_PROBLEM TO SOLVE_
Copy out all the lines where "label" shows up.
>> BEGIN
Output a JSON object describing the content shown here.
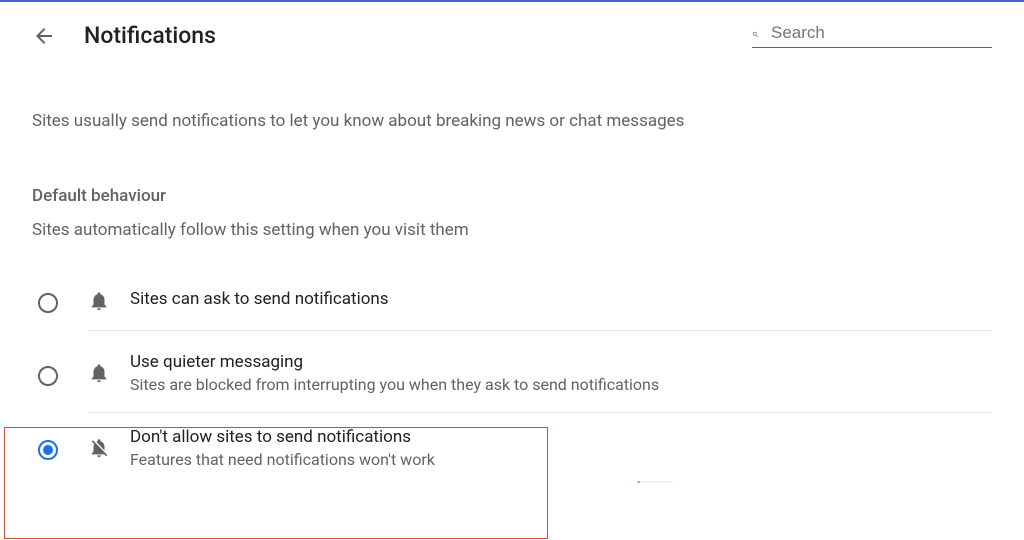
{
  "header": {
    "title": "Notifications",
    "search_placeholder": "Search"
  },
  "description": "Sites usually send notifications to let you know about breaking news or chat messages",
  "section": {
    "title": "Default behaviour",
    "subtitle": "Sites automatically follow this setting when you visit them"
  },
  "options": [
    {
      "label": "Sites can ask to send notifications",
      "sub": "",
      "selected": false,
      "icon": "bell"
    },
    {
      "label": "Use quieter messaging",
      "sub": "Sites are blocked from interrupting you when they ask to send notifications",
      "selected": false,
      "icon": "bell"
    },
    {
      "label": "Don't allow sites to send notifications",
      "sub": "Features that need notifications won't work",
      "selected": true,
      "icon": "bell-off"
    }
  ]
}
>> END
_REPLY_
      "label": "Sites can ask to send notifications",
      "label": "Use quieter messaging",
      "label": "Don't allow sites to send notifications",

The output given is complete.